Scan the data for "Körläge" and copy the lines it appears in.

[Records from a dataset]
--- --- ---

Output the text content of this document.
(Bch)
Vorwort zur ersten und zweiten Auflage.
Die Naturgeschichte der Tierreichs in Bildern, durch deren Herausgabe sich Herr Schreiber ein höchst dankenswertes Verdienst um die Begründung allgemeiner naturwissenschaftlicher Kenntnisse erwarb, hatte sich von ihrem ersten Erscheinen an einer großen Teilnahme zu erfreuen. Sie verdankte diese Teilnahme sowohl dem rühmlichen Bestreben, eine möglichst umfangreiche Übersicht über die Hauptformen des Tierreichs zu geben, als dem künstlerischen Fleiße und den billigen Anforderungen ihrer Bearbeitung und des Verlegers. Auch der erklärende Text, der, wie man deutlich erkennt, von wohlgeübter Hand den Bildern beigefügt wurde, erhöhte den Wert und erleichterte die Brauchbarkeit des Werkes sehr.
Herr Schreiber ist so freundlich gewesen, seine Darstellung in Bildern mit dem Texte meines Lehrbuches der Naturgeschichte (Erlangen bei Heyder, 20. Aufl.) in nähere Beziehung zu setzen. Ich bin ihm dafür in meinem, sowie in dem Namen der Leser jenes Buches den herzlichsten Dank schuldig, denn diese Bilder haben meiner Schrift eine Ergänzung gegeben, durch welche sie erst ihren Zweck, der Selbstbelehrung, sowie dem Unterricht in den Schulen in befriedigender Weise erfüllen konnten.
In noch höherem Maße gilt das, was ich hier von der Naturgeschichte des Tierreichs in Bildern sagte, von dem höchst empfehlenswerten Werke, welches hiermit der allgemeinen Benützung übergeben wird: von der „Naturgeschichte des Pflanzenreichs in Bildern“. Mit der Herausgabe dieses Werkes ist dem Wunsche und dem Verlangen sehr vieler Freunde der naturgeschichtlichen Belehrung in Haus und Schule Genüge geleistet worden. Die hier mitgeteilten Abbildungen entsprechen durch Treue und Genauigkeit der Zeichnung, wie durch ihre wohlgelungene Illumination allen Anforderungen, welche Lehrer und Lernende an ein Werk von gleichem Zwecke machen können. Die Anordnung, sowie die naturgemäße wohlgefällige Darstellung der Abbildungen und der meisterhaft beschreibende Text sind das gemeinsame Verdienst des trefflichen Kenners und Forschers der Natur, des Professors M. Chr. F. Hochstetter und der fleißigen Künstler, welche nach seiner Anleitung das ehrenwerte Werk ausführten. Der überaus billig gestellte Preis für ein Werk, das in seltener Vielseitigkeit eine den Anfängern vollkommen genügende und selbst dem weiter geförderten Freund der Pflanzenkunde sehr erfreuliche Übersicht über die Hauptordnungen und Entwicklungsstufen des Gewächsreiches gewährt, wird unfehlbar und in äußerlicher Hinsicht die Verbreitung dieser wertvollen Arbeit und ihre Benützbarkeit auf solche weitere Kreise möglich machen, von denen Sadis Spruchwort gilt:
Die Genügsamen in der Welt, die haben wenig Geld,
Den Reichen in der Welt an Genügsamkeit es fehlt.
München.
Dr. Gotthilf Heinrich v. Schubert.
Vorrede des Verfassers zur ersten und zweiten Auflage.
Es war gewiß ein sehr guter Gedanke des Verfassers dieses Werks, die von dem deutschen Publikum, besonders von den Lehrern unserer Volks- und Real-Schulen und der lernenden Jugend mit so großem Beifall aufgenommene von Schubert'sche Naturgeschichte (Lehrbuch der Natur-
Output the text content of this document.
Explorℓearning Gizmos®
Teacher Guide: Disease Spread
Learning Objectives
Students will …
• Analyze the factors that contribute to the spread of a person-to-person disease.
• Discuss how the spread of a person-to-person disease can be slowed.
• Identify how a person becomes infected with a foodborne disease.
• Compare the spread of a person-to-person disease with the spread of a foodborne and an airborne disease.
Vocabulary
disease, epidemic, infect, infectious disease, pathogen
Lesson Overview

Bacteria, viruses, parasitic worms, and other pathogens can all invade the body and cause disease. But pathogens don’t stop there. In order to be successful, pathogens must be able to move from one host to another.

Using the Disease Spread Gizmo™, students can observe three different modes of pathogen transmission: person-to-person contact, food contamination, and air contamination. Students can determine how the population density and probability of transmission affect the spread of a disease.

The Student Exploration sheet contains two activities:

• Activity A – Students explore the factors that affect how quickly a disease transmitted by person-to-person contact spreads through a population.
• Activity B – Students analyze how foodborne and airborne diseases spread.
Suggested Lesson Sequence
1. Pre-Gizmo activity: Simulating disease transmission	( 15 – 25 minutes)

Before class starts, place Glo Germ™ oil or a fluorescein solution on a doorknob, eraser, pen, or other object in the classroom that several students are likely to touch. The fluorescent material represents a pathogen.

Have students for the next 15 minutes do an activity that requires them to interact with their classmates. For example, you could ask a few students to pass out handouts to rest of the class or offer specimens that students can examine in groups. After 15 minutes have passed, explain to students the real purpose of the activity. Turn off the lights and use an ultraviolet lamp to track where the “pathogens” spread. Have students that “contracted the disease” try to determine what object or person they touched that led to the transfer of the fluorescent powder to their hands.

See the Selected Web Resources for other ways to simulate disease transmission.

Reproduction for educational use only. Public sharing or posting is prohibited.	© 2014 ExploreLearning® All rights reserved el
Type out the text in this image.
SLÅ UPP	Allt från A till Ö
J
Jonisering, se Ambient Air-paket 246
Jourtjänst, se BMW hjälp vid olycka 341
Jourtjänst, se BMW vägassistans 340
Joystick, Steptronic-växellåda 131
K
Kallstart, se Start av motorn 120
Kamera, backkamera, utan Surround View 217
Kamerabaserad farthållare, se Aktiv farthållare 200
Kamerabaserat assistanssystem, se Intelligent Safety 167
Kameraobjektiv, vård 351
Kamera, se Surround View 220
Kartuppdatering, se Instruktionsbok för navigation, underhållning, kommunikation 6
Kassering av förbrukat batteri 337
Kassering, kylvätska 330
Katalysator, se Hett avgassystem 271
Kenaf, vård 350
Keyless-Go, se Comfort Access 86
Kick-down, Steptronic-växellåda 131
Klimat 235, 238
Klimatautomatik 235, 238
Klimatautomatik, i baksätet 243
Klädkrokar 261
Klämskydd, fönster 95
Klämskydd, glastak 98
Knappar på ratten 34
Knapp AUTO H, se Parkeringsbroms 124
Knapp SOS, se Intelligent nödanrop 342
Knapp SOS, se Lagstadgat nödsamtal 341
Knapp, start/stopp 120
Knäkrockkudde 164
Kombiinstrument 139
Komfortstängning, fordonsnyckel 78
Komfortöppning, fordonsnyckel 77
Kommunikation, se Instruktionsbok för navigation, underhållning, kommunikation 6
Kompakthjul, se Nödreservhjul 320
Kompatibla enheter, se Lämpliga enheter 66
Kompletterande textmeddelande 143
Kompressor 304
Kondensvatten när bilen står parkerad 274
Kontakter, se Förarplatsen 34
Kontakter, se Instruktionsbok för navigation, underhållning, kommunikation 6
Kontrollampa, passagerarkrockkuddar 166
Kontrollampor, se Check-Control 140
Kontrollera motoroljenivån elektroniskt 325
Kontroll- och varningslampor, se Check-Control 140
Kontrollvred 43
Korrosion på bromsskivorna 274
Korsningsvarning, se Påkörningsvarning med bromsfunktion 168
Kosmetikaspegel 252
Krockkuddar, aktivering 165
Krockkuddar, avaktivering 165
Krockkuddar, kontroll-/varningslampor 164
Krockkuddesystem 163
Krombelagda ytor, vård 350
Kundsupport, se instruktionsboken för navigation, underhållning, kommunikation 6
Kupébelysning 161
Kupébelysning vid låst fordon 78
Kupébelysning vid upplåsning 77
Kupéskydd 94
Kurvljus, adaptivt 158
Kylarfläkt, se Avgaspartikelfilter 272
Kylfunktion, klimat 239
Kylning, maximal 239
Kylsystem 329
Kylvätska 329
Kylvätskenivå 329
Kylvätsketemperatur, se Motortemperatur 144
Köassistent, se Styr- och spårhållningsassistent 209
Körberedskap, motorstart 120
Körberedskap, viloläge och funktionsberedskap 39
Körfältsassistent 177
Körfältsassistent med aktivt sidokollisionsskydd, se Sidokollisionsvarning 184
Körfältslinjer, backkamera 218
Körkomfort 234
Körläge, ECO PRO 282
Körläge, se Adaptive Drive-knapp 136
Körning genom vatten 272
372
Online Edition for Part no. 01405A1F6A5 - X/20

--- --- ---

**Reply to the task**.
Körläge, ECO PRO 282
Körläge, se Adaptive Drive-knapp 136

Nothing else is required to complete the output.